→ Problem to work on: Collect all lines from the records below that include the word "screenshot".

Excerpt from a dataset
· · · · · · ·

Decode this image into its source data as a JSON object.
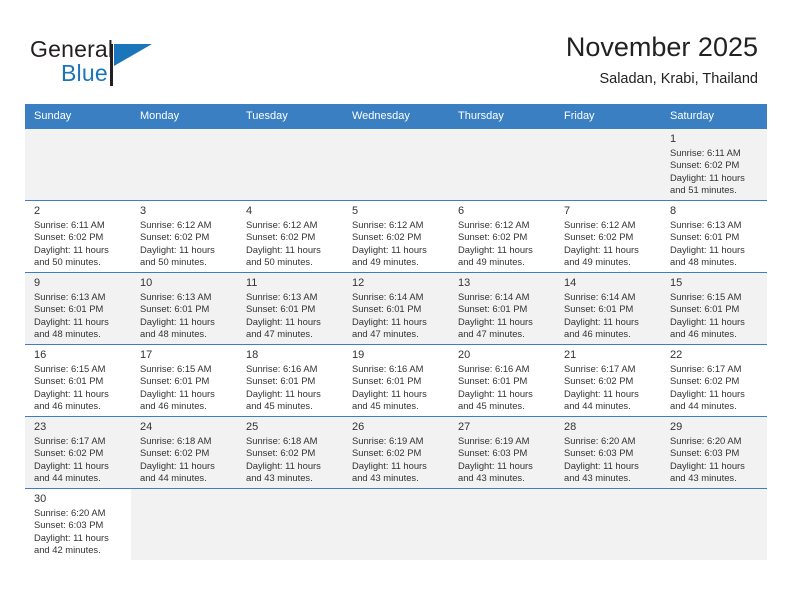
{
  "brand": {
    "name_part1": "General",
    "name_part2": "Blue",
    "accent_color": "#1b75bb"
  },
  "header": {
    "title": "November 2025",
    "location": "Saladan, Krabi, Thailand"
  },
  "calendar": {
    "header_bg": "#3a7fc1",
    "weekday_labels": [
      "Sunday",
      "Monday",
      "Tuesday",
      "Wednesday",
      "Thursday",
      "Friday",
      "Saturday"
    ],
    "labels": {
      "sunrise": "Sunrise:",
      "sunset": "Sunset:",
      "daylight": "Daylight:"
    },
    "weeks": [
      [
        {
          "day": "",
          "empty": true
        },
        {
          "day": "",
          "empty": true
        },
        {
          "day": "",
          "empty": true
        },
        {
          "day": "",
          "empty": true
        },
        {
          "day": "",
          "empty": true
        },
        {
          "day": "",
          "empty": true
        },
        {
          "day": "1",
          "sunrise": "Sunrise: 6:11 AM",
          "sunset": "Sunset: 6:02 PM",
          "daylight1": "Daylight: 11 hours",
          "daylight2": "and 51 minutes."
        }
      ],
      [
        {
          "day": "2",
          "sunrise": "Sunrise: 6:11 AM",
          "sunset": "Sunset: 6:02 PM",
          "daylight1": "Daylight: 11 hours",
          "daylight2": "and 50 minutes."
        },
        {
          "day": "3",
          "sunrise": "Sunrise: 6:12 AM",
          "sunset": "Sunset: 6:02 PM",
          "daylight1": "Daylight: 11 hours",
          "daylight2": "and 50 minutes."
        },
        {
          "day": "4",
          "sunrise": "Sunrise: 6:12 AM",
          "sunset": "Sunset: 6:02 PM",
          "daylight1": "Daylight: 11 hours",
          "daylight2": "and 50 minutes."
        },
        {
          "day": "5",
          "sunrise": "Sunrise: 6:12 AM",
          "sunset": "Sunset: 6:02 PM",
          "daylight1": "Daylight: 11 hours",
          "daylight2": "and 49 minutes."
        },
        {
          "day": "6",
          "sunrise": "Sunrise: 6:12 AM",
          "sunset": "Sunset: 6:02 PM",
          "daylight1": "Daylight: 11 hours",
          "daylight2": "and 49 minutes."
        },
        {
          "day": "7",
          "sunrise": "Sunrise: 6:12 AM",
          "sunset": "Sunset: 6:02 PM",
          "daylight1": "Daylight: 11 hours",
          "daylight2": "and 49 minutes."
        },
        {
          "day": "8",
          "sunrise": "Sunrise: 6:13 AM",
          "sunset": "Sunset: 6:01 PM",
          "daylight1": "Daylight: 11 hours",
          "daylight2": "and 48 minutes."
        }
      ],
      [
        {
          "day": "9",
          "sunrise": "Sunrise: 6:13 AM",
          "sunset": "Sunset: 6:01 PM",
          "daylight1": "Daylight: 11 hours",
          "daylight2": "and 48 minutes."
        },
        {
          "day": "10",
          "sunrise": "Sunrise: 6:13 AM",
          "sunset": "Sunset: 6:01 PM",
          "daylight1": "Daylight: 11 hours",
          "daylight2": "and 48 minutes."
        },
        {
          "day": "11",
          "sunrise": "Sunrise: 6:13 AM",
          "sunset": "Sunset: 6:01 PM",
          "daylight1": "Daylight: 11 hours",
          "daylight2": "and 47 minutes."
        },
        {
          "day": "12",
          "sunrise": "Sunrise: 6:14 AM",
          "sunset": "Sunset: 6:01 PM",
          "daylight1": "Daylight: 11 hours",
          "daylight2": "and 47 minutes."
        },
        {
          "day": "13",
          "sunrise": "Sunrise: 6:14 AM",
          "sunset": "Sunset: 6:01 PM",
          "daylight1": "Daylight: 11 hours",
          "daylight2": "and 47 minutes."
        },
        {
          "day": "14",
          "sunrise": "Sunrise: 6:14 AM",
          "sunset": "Sunset: 6:01 PM",
          "daylight1": "Daylight: 11 hours",
          "daylight2": "and 46 minutes."
        },
        {
          "day": "15",
          "sunrise": "Sunrise: 6:15 AM",
          "sunset": "Sunset: 6:01 PM",
          "daylight1": "Daylight: 11 hours",
          "daylight2": "and 46 minutes."
        }
      ],
      [
        {
          "day": "16",
          "sunrise": "Sunrise: 6:15 AM",
          "sunset": "Sunset: 6:01 PM",
          "daylight1": "Daylight: 11 hours",
          "daylight2": "and 46 minutes."
        },
        {
          "day": "17",
          "sunrise": "Sunrise: 6:15 AM",
          "sunset": "Sunset: 6:01 PM",
          "daylight1": "Daylight: 11 hours",
          "daylight2": "and 46 minutes."
        },
        {
          "day": "18",
          "sunrise": "Sunrise: 6:16 AM",
          "sunset": "Sunset: 6:01 PM",
          "daylight1": "Daylight: 11 hours",
          "daylight2": "and 45 minutes."
        },
        {
          "day": "19",
          "sunrise": "Sunrise: 6:16 AM",
          "sunset": "Sunset: 6:01 PM",
          "daylight1": "Daylight: 11 hours",
          "daylight2": "and 45 minutes."
        },
        {
          "day": "20",
          "sunrise": "Sunrise: 6:16 AM",
          "sunset": "Sunset: 6:01 PM",
          "daylight1": "Daylight: 11 hours",
          "daylight2": "and 45 minutes."
        },
        {
          "day": "21",
          "sunrise": "Sunrise: 6:17 AM",
          "sunset": "Sunset: 6:02 PM",
          "daylight1": "Daylight: 11 hours",
          "daylight2": "and 44 minutes."
        },
        {
          "day": "22",
          "sunrise": "Sunrise: 6:17 AM",
          "sunset": "Sunset: 6:02 PM",
          "daylight1": "Daylight: 11 hours",
          "daylight2": "and 44 minutes."
        }
      ],
      [
        {
          "day": "23",
          "sunrise": "Sunrise: 6:17 AM",
          "sunset": "Sunset: 6:02 PM",
          "daylight1": "Daylight: 11 hours",
          "daylight2": "and 44 minutes."
        },
        {
          "day": "24",
          "sunrise": "Sunrise: 6:18 AM",
          "sunset": "Sunset: 6:02 PM",
          "daylight1": "Daylight: 11 hours",
          "daylight2": "and 44 minutes."
        },
        {
          "day": "25",
          "sunrise": "Sunrise: 6:18 AM",
          "sunset": "Sunset: 6:02 PM",
          "daylight1": "Daylight: 11 hours",
          "daylight2": "and 43 minutes."
        },
        {
          "day": "26",
          "sunrise": "Sunrise: 6:19 AM",
          "sunset": "Sunset: 6:02 PM",
          "daylight1": "Daylight: 11 hours",
          "daylight2": "and 43 minutes."
        },
        {
          "day": "27",
          "sunrise": "Sunrise: 6:19 AM",
          "sunset": "Sunset: 6:03 PM",
          "daylight1": "Daylight: 11 hours",
          "daylight2": "and 43 minutes."
        },
        {
          "day": "28",
          "sunrise": "Sunrise: 6:20 AM",
          "sunset": "Sunset: 6:03 PM",
          "daylight1": "Daylight: 11 hours",
          "daylight2": "and 43 minutes."
        },
        {
          "day": "29",
          "sunrise": "Sunrise: 6:20 AM",
          "sunset": "Sunset: 6:03 PM",
          "daylight1": "Daylight: 11 hours",
          "daylight2": "and 43 minutes."
        }
      ],
      [
        {
          "day": "30",
          "sunrise": "Sunrise: 6:20 AM",
          "sunset": "Sunset: 6:03 PM",
          "daylight1": "Daylight: 11 hours",
          "daylight2": "and 42 minutes."
        },
        {
          "day": "",
          "empty": true
        },
        {
          "day": "",
          "empty": true
        },
        {
          "day": "",
          "empty": true
        },
        {
          "day": "",
          "empty": true
        },
        {
          "day": "",
          "empty": true
        },
        {
          "day": "",
          "empty": true
        }
      ]
    ]
  }
}
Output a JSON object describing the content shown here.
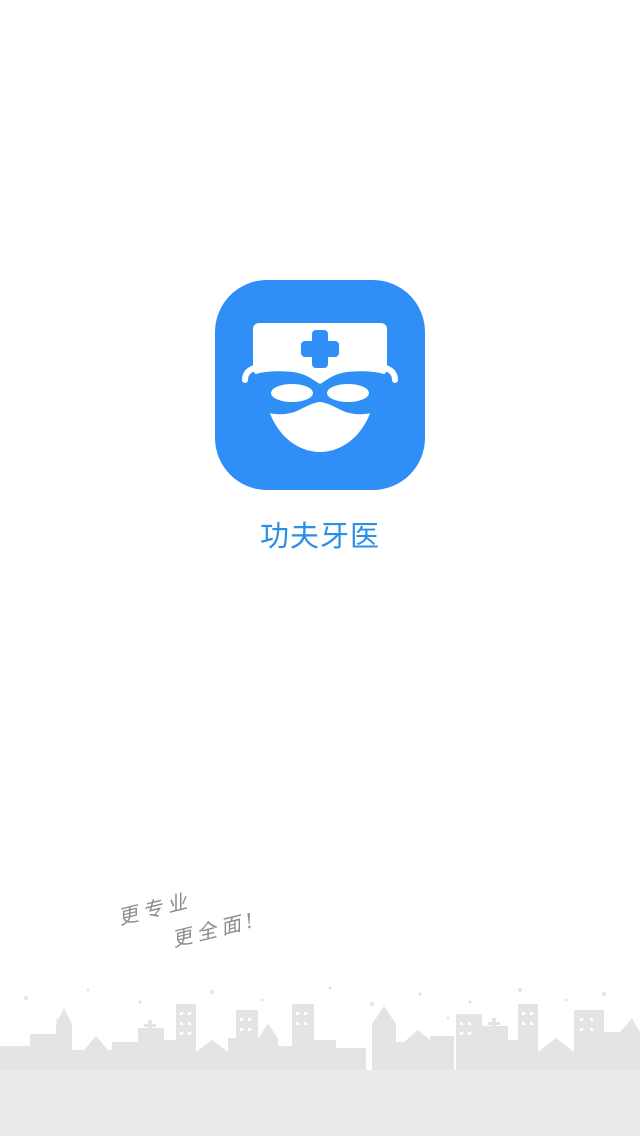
{
  "splash": {
    "app_name": "功夫牙医",
    "slogan_line1": "更专业",
    "slogan_line2": "更全面!"
  },
  "icons": {
    "app_logo": "dentist-mask-cross-icon"
  },
  "colors": {
    "brand_blue": "#2f8ff7",
    "title_blue": "#2a8fe8",
    "skyline_gray": "#e6e6e6",
    "ground_gray": "#ebebeb",
    "background": "#ffffff"
  }
}
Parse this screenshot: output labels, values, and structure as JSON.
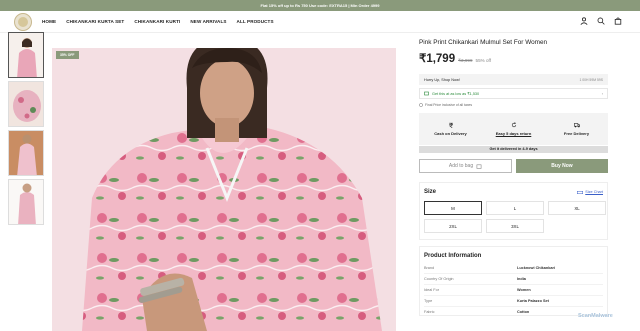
{
  "promo": {
    "text": "Flat 15% off up to Rs 750 Use code: EXTRA15 | Min Order 4999"
  },
  "nav": {
    "items": [
      "HOME",
      "CHIKANKARI KURTA SET",
      "CHIKANKARI KURTI",
      "NEW ARRIVALS",
      "ALL PRODUCTS"
    ]
  },
  "product": {
    "sale_badge": "35% OFF",
    "title": "Pink Print Chikankari Mulmul Set For Women",
    "price": "₹1,799",
    "mrp": "₹3,999",
    "discount": "55% off",
    "hurry": "Hurry Up, Shop Now!",
    "timer": "1 00H 59M 59S",
    "offer": "Get this at as low as ₹1,530",
    "tax_note": "Final Price inclusive of all taxes",
    "features": [
      "Cash on Delivery",
      "Easy 5 days return",
      "Free Delivery"
    ],
    "delivery": "Get it delivered in 4-9 days",
    "add_to_bag": "Add to bag",
    "buy_now": "Buy Now"
  },
  "size": {
    "title": "Size",
    "chart_link": "Size Chart",
    "options": [
      "M",
      "L",
      "XL",
      "2XL",
      "3XL"
    ],
    "selected": "M"
  },
  "product_info": {
    "title": "Product Information",
    "rows": [
      {
        "k": "Brand",
        "v": "Lucknowi Chikankari"
      },
      {
        "k": "Country Of Origin",
        "v": "India"
      },
      {
        "k": "Ideal For",
        "v": "Women"
      },
      {
        "k": "Type",
        "v": "Kurta Palazzo Set"
      },
      {
        "k": "Fabric",
        "v": "Cotton"
      }
    ]
  },
  "watermark": "ScanMalware",
  "colors": {
    "accent": "#8a9a7b",
    "link": "#3a5fc8",
    "offer": "#2a8a3a"
  }
}
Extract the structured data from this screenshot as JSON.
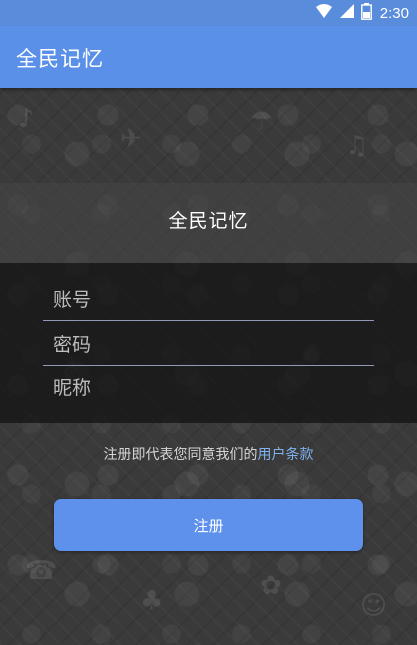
{
  "status_bar": {
    "time": "2:30",
    "icons": [
      "wifi-icon",
      "signal-icon",
      "battery-icon"
    ]
  },
  "app_bar": {
    "title": "全民记忆"
  },
  "form": {
    "title": "全民记忆",
    "account_placeholder": "账号",
    "password_placeholder": "密码",
    "nickname_placeholder": "昵称",
    "agreement_text": "注册即代表您同意我们的",
    "agreement_link": "用户条款",
    "register_label": "注册"
  },
  "colors": {
    "primary": "#5b90e8",
    "status_bar": "#5a8cdc",
    "link": "#7fb2ee"
  }
}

· · · · · · ·

→ Answer to the task:
Parse this screenshot: output labels, values, and structure as JSON.
Extract the structured data from this screenshot as JSON.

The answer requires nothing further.